§ Records:
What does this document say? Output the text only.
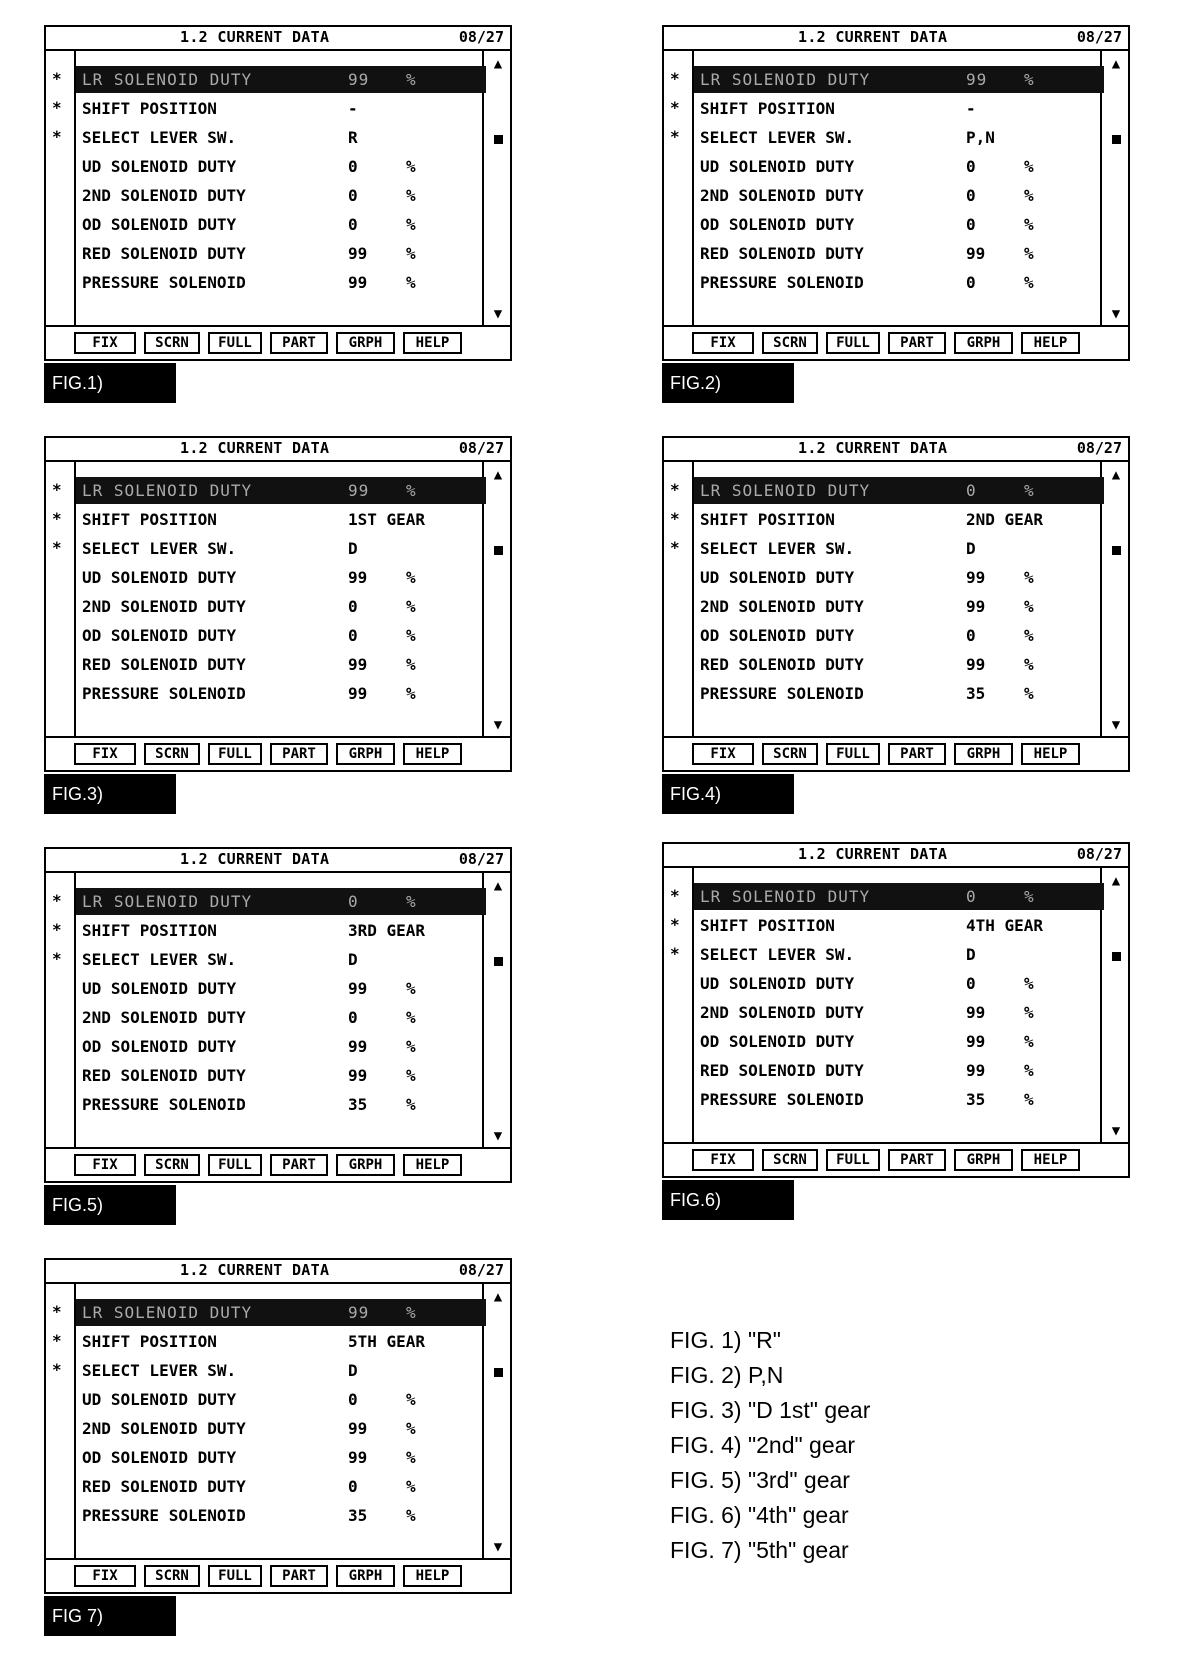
1.2 CURRENT DATA	08/27
▲
▼
*	LR SOLENOID DUTY	99 %
*	SHIFT POSITION	-
*	SELECT LEVER SW.	R
UD SOLENOID DUTY	0	%
2ND SOLENOID DUTY	0	%
OD SOLENOID DUTY	0	%
RED SOLENOID DUTY	99 %
PRESSURE SOLENOID	99 %
FIX	SCRN	FULL	PART	GRPH	HELP
FIG.1)
1.2 CURRENT DATA	08/27
▲
▼
*	LR SOLENOID DUTY	99 %
*	SHIFT POSITION	-
*	SELECT LEVER SW.	P,N
UD SOLENOID DUTY	0	%
2ND SOLENOID DUTY	0	%
OD SOLENOID DUTY	0	%
RED SOLENOID DUTY	99 %
PRESSURE SOLENOID	0	%
FIX	SCRN	FULL	PART	GRPH	HELP
FIG.2)
1.2 CURRENT DATA	08/27
▲
▼
*	LR SOLENOID DUTY	99 %
*	SHIFT POSITION	1ST GEAR
*	SELECT LEVER SW.	D
UD SOLENOID DUTY	99 %
2ND SOLENOID DUTY	0	%
OD SOLENOID DUTY	0	%
RED SOLENOID DUTY	99 %
PRESSURE SOLENOID	99 %
FIX	SCRN	FULL	PART	GRPH	HELP
FIG.3)
1.2 CURRENT DATA	08/27
▲
▼
*	LR SOLENOID DUTY	0	%
*	SHIFT POSITION	2ND GEAR
*	SELECT LEVER SW.	D
UD SOLENOID DUTY	99 %
2ND SOLENOID DUTY	99 %
OD SOLENOID DUTY	0	%
RED SOLENOID DUTY	99 %
PRESSURE SOLENOID	35 %
FIX	SCRN	FULL	PART	GRPH	HELP
FIG.4)
1.2 CURRENT DATA	08/27
▲
▼
*	LR SOLENOID DUTY	0	%
*	SHIFT POSITION	3RD GEAR
*	SELECT LEVER SW.	D
UD SOLENOID DUTY	99 %
2ND SOLENOID DUTY	0	%
OD SOLENOID DUTY	99 %
RED SOLENOID DUTY	99 %
PRESSURE SOLENOID	35 %
FIX	SCRN	FULL	PART	GRPH	HELP
FIG.5)
1.2 CURRENT DATA	08/27
▲
▼
*	LR SOLENOID DUTY	0	%
*	SHIFT POSITION	4TH GEAR
*	SELECT LEVER SW.	D
UD SOLENOID DUTY	0	%
2ND SOLENOID DUTY	99 %
OD SOLENOID DUTY	99 %
RED SOLENOID DUTY	99 %
PRESSURE SOLENOID	35 %
FIX	SCRN	FULL	PART	GRPH	HELP
FIG.6)
1.2 CURRENT DATA	08/27
▲
▼
*	LR SOLENOID DUTY	99 %
*	SHIFT POSITION	5TH GEAR
*	SELECT LEVER SW.	D
UD SOLENOID DUTY	0	%
2ND SOLENOID DUTY	99 %
OD SOLENOID DUTY	99 %
RED SOLENOID DUTY	0	%
PRESSURE SOLENOID	35 %
FIX	SCRN	FULL	PART	GRPH	HELP
FIG 7)
FIG. 1) "R"
FIG. 2) P,N
FIG. 3) "D 1st" gear
FIG. 4) "2nd" gear
FIG. 5) "3rd" gear
FIG. 6) "4th" gear
FIG. 7) "5th" gear
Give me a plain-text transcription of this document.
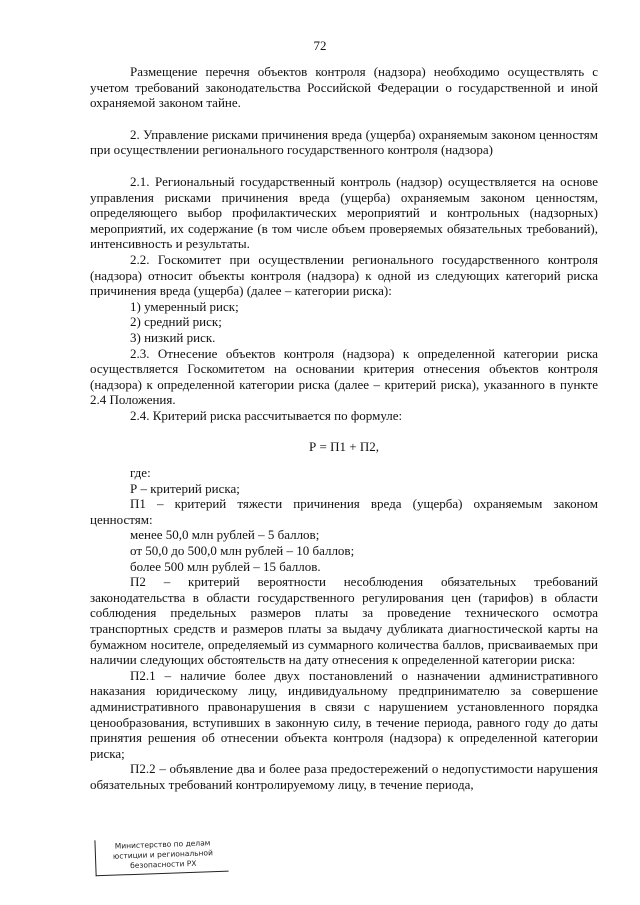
72

Размещение перечня объектов контроля (надзора) необходимо осуществлять с учетом требований законодательства Российской Федерации о государственной и иной охраняемой законом тайне.

2. Управление рисками причинения вреда (ущерба) охраняемым законом ценностям при осуществлении регионального государственного контроля (надзора)

2.1. Региональный государственный контроль (надзор) осуществляется на основе управления рисками причинения вреда (ущерба) охраняемым законом ценностям, определяющего выбор профилактических мероприятий и контрольных (надзорных) мероприятий, их содержание (в том числе объем проверяемых обязательных требований), интенсивность и результаты.

2.2. Госкомитет при осуществлении регионального государственного контроля (надзора) относит объекты контроля (надзора) к одной из следующих категорий риска причинения вреда (ущерба) (далее – категории риска):

1) умеренный риск;

2) средний риск;

3) низкий риск.

2.3. Отнесение объектов контроля (надзора) к определенной категории риска осуществляется Госкомитетом на основании критерия отнесения объектов контроля (надзора) к определенной категории риска (далее – критерий риска), указанного в пункте 2.4 Положения.

2.4. Критерий риска рассчитывается по формуле:

Р = П1 + П2,

где:

Р – критерий риска;

П1 – критерий тяжести причинения вреда (ущерба) охраняемым законом ценностям:

менее 50,0 млн рублей – 5 баллов;

от 50,0 до 500,0 млн рублей – 10 баллов;

более 500 млн рублей – 15 баллов.

П2 – критерий вероятности несоблюдения обязательных требований законодательства в области государственного регулирования цен (тарифов) в области соблюдения предельных размеров платы за проведение технического осмотра транспортных средств и размеров платы за выдачу дубликата диагностической карты на бумажном носителе, определяемый из суммарного количества баллов, присваиваемых при наличии следующих обстоятельств на дату отнесения к определенной категории риска:

П2.1 – наличие более двух постановлений о назначении административного наказания юридическому лицу, индивидуальному предпринимателю за совершение административного правонарушения в связи с нарушением установленного порядка ценообразования, вступивших в законную силу, в течение периода, равного году до даты принятия решения об отнесении объекта контроля (надзора) к определенной категории риска;

П2.2 – объявление два и более раза предостережений о недопустимости нарушения обязательных требований контролируемому лицу, в течение периода,

Министерство по делам
юстиции и региональной
безопасности РХ
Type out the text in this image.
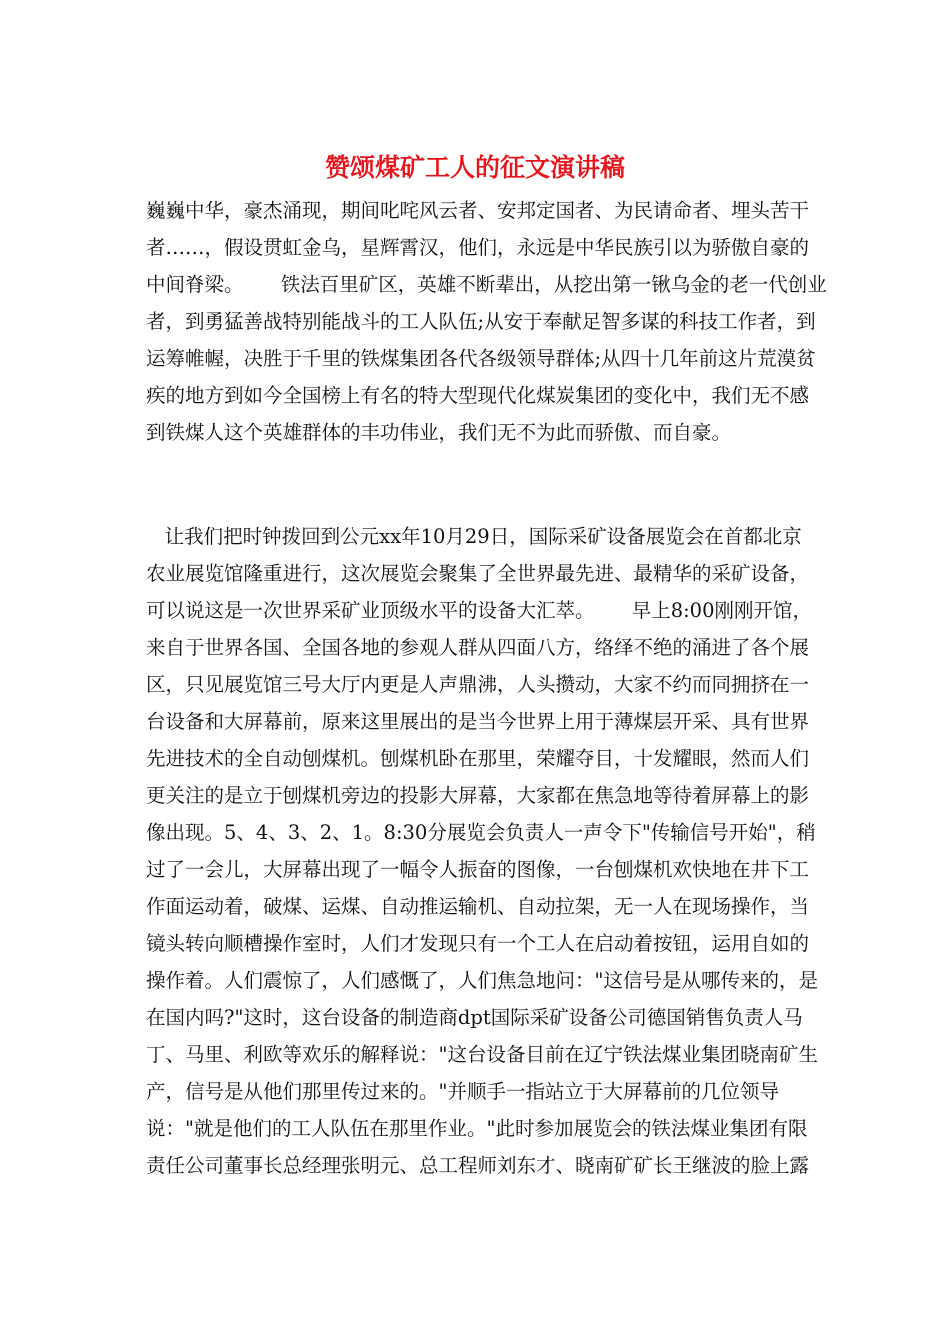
赞颂煤矿工人的征文演讲稿

巍巍中华，豪杰涌现，期间叱咤风云者、安邦定国者、为民请命者、埋头苦干

者……，假设贯虹金乌，星辉霄汉，他们，永远是中华民族引以为骄傲自豪的

中间脊梁。      铁法百里矿区，英雄不断辈出，从挖出第一锹乌金的老一代创业

者，到勇猛善战特别能战斗的工人队伍;从安于奉献足智多谋的科技工作者，到

运筹帷幄，决胜于千里的铁煤集团各代各级领导群体;从四十几年前这片荒漠贫

疾的地方到如今全国榜上有名的特大型现代化煤炭集团的变化中，我们无不感

到铁煤人这个英雄群体的丰功伟业，我们无不为此而骄傲、而自豪。

让我们把时钟拨回到公元xx年10月29日，国际采矿设备展览会在首都北京

农业展览馆隆重进行，这次展览会聚集了全世界最先进、最精华的采矿设备，

可以说这是一次世界采矿业顶级水平的设备大汇萃。      早上8:00刚刚开馆，

来自于世界各国、全国各地的参观人群从四面八方，络绎不绝的涌进了各个展

区，只见展览馆三号大厅内更是人声鼎沸，人头攒动，大家不约而同拥挤在一

台设备和大屏幕前，原来这里展出的是当今世界上用于薄煤层开采、具有世界

先进技术的全自动刨煤机。刨煤机卧在那里，荣耀夺目，十发耀眼，然而人们

更关注的是立于刨煤机旁边的投影大屏幕，大家都在焦急地等待着屏幕上的影

像出现。5、4、3、2、1。8:30分展览会负责人一声令下"传输信号开始"，稍

过了一会儿，大屏幕出现了一幅令人振奋的图像，一台刨煤机欢快地在井下工

作面运动着，破煤、运煤、自动推运输机、自动拉架，无一人在现场操作，当

镜头转向顺槽操作室时，人们才发现只有一个工人在启动着按钮，运用自如的

操作着。人们震惊了，人们感慨了，人们焦急地问："这信号是从哪传来的，是

在国内吗?"这时，这台设备的制造商dpt国际采矿设备公司德国销售负责人马

丁、马里、利欧等欢乐的解释说："这台设备目前在辽宁铁法煤业集团晓南矿生

产，信号是从他们那里传过来的。"并顺手一指站立于大屏幕前的几位领导

说："就是他们的工人队伍在那里作业。"此时参加展览会的铁法煤业集团有限

责任公司董事长总经理张明元、总工程师刘东才、晓南矿矿长王继波的脸上露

§ Your objective: Transcribe every entry word for word, but skip the pictures.

§ Correct answer:
What does this document say? Output the text only.
1.2 CURRENT DATA	08/27
▲
▼
*	LR SOLENOID DUTY	99 %
*	SHIFT POSITION	-
*	SELECT LEVER SW.	R
UD SOLENOID DUTY	0	%
2ND SOLENOID DUTY	0	%
OD SOLENOID DUTY	0	%
RED SOLENOID DUTY	99 %
PRESSURE SOLENOID	99 %
FIX	SCRN	FULL	PART	GRPH	HELP
FIG.1)
1.2 CURRENT DATA	08/27
▲
▼
*	LR SOLENOID DUTY	99 %
*	SHIFT POSITION	-
*	SELECT LEVER SW.	P,N
UD SOLENOID DUTY	0	%
2ND SOLENOID DUTY	0	%
OD SOLENOID DUTY	0	%
RED SOLENOID DUTY	99 %
PRESSURE SOLENOID	0	%
FIX	SCRN	FULL	PART	GRPH	HELP
FIG.2)
1.2 CURRENT DATA	08/27
▲
▼
*	LR SOLENOID DUTY	99 %
*	SHIFT POSITION	1ST GEAR
*	SELECT LEVER SW.	D
UD SOLENOID DUTY	99 %
2ND SOLENOID DUTY	0	%
OD SOLENOID DUTY	0	%
RED SOLENOID DUTY	99 %
PRESSURE SOLENOID	99 %
FIX	SCRN	FULL	PART	GRPH	HELP
FIG.3)
1.2 CURRENT DATA	08/27
▲
▼
*	LR SOLENOID DUTY	0	%
*	SHIFT POSITION	2ND GEAR
*	SELECT LEVER SW.	D
UD SOLENOID DUTY	99 %
2ND SOLENOID DUTY	99 %
OD SOLENOID DUTY	0	%
RED SOLENOID DUTY	99 %
PRESSURE SOLENOID	35 %
FIX	SCRN	FULL	PART	GRPH	HELP
FIG.4)
1.2 CURRENT DATA	08/27
▲
▼
*	LR SOLENOID DUTY	0	%
*	SHIFT POSITION	3RD GEAR
*	SELECT LEVER SW.	D
UD SOLENOID DUTY	99 %
2ND SOLENOID DUTY	0	%
OD SOLENOID DUTY	99 %
RED SOLENOID DUTY	99 %
PRESSURE SOLENOID	35 %
FIX	SCRN	FULL	PART	GRPH	HELP
FIG.5)
1.2 CURRENT DATA	08/27
▲
▼
*	LR SOLENOID DUTY	0	%
*	SHIFT POSITION	4TH GEAR
*	SELECT LEVER SW.	D
UD SOLENOID DUTY	0	%
2ND SOLENOID DUTY	99 %
OD SOLENOID DUTY	99 %
RED SOLENOID DUTY	99 %
PRESSURE SOLENOID	35 %
FIX	SCRN	FULL	PART	GRPH	HELP
FIG.6)
1.2 CURRENT DATA	08/27
▲
▼
*	LR SOLENOID DUTY	99 %
*	SHIFT POSITION	5TH GEAR
*	SELECT LEVER SW.	D
UD SOLENOID DUTY	0	%
2ND SOLENOID DUTY	99 %
OD SOLENOID DUTY	99 %
RED SOLENOID DUTY	0	%
PRESSURE SOLENOID	35 %
FIX	SCRN	FULL	PART	GRPH	HELP
FIG 7)
FIG. 1) "R"
FIG. 2) P,N
FIG. 3) "D 1st" gear
FIG. 4) "2nd" gear
FIG. 5) "3rd" gear
FIG. 6) "4th" gear
FIG. 7) "5th" gear
Give me a plain-text transcription of this document.
72

Размещение перечня объектов контроля (надзора) необходимо осуществлять с учетом требований законодательства Российской Федерации о государственной и иной охраняемой законом тайне.

2. Управление рисками причинения вреда (ущерба) охраняемым законом ценностям при осуществлении регионального государственного контроля (надзора)

2.1. Региональный государственный контроль (надзор) осуществляется на основе управления рисками причинения вреда (ущерба) охраняемым законом ценностям, определяющего выбор профилактических мероприятий и контрольных (надзорных) мероприятий, их содержание (в том числе объем проверяемых обязательных требований), интенсивность и результаты.

2.2. Госкомитет при осуществлении регионального государственного контроля (надзора) относит объекты контроля (надзора) к одной из следующих категорий риска причинения вреда (ущерба) (далее – категории риска):

1) умеренный риск;

2) средний риск;

3) низкий риск.

2.3. Отнесение объектов контроля (надзора) к определенной категории риска осуществляется Госкомитетом на основании критерия отнесения объектов контроля (надзора) к определенной категории риска (далее – критерий риска), указанного в пункте 2.4 Положения.

2.4. Критерий риска рассчитывается по формуле:

Р = П1 + П2,

где:

Р – критерий риска;

П1 – критерий тяжести причинения вреда (ущерба) охраняемым законом ценностям:

менее 50,0 млн рублей – 5 баллов;

от 50,0 до 500,0 млн рублей – 10 баллов;

более 500 млн рублей – 15 баллов.

П2 – критерий вероятности несоблюдения обязательных требований законодательства в области государственного регулирования цен (тарифов) в области соблюдения предельных размеров платы за проведение технического осмотра транспортных средств и размеров платы за выдачу дубликата диагностической карты на бумажном носителе, определяемый из суммарного количества баллов, присваиваемых при наличии следующих обстоятельств на дату отнесения к определенной категории риска:

П2.1 – наличие более двух постановлений о назначении административного наказания юридическому лицу, индивидуальному предпринимателю за совершение административного правонарушения в связи с нарушением установленного порядка ценообразования, вступивших в законную силу, в течение периода, равного году до даты принятия решения об отнесении объекта контроля (надзора) к определенной категории риска;

П2.2 – объявление два и более раза предостережений о недопустимости нарушения обязательных требований контролируемому лицу, в течение периода,

Министерство по делам
юстиции и региональной
безопасности РХ
Type out the text in this image.
赞颂煤矿工人的征文演讲稿

巍巍中华，豪杰涌现，期间叱咤风云者、安邦定国者、为民请命者、埋头苦干

者……，假设贯虹金乌，星辉霄汉，他们，永远是中华民族引以为骄傲自豪的

中间脊梁。      铁法百里矿区，英雄不断辈出，从挖出第一锹乌金的老一代创业

者，到勇猛善战特别能战斗的工人队伍;从安于奉献足智多谋的科技工作者，到

运筹帷幄，决胜于千里的铁煤集团各代各级领导群体;从四十几年前这片荒漠贫

疾的地方到如今全国榜上有名的特大型现代化煤炭集团的变化中，我们无不感

到铁煤人这个英雄群体的丰功伟业，我们无不为此而骄傲、而自豪。

让我们把时钟拨回到公元xx年10月29日，国际采矿设备展览会在首都北京

农业展览馆隆重进行，这次展览会聚集了全世界最先进、最精华的采矿设备，

可以说这是一次世界采矿业顶级水平的设备大汇萃。      早上8:00刚刚开馆，

来自于世界各国、全国各地的参观人群从四面八方，络绎不绝的涌进了各个展

区，只见展览馆三号大厅内更是人声鼎沸，人头攒动，大家不约而同拥挤在一

台设备和大屏幕前，原来这里展出的是当今世界上用于薄煤层开采、具有世界

先进技术的全自动刨煤机。刨煤机卧在那里，荣耀夺目，十发耀眼，然而人们

更关注的是立于刨煤机旁边的投影大屏幕，大家都在焦急地等待着屏幕上的影

像出现。5、4、3、2、1。8:30分展览会负责人一声令下"传输信号开始"，稍

过了一会儿，大屏幕出现了一幅令人振奋的图像，一台刨煤机欢快地在井下工

作面运动着，破煤、运煤、自动推运输机、自动拉架，无一人在现场操作，当

镜头转向顺槽操作室时，人们才发现只有一个工人在启动着按钮，运用自如的

操作着。人们震惊了，人们感慨了，人们焦急地问："这信号是从哪传来的，是

在国内吗?"这时，这台设备的制造商dpt国际采矿设备公司德国销售负责人马

丁、马里、利欧等欢乐的解释说："这台设备目前在辽宁铁法煤业集团晓南矿生

产，信号是从他们那里传过来的。"并顺手一指站立于大屏幕前的几位领导

说："就是他们的工人队伍在那里作业。"此时参加展览会的铁法煤业集团有限

责任公司董事长总经理张明元、总工程师刘东才、晓南矿矿长王继波的脸上露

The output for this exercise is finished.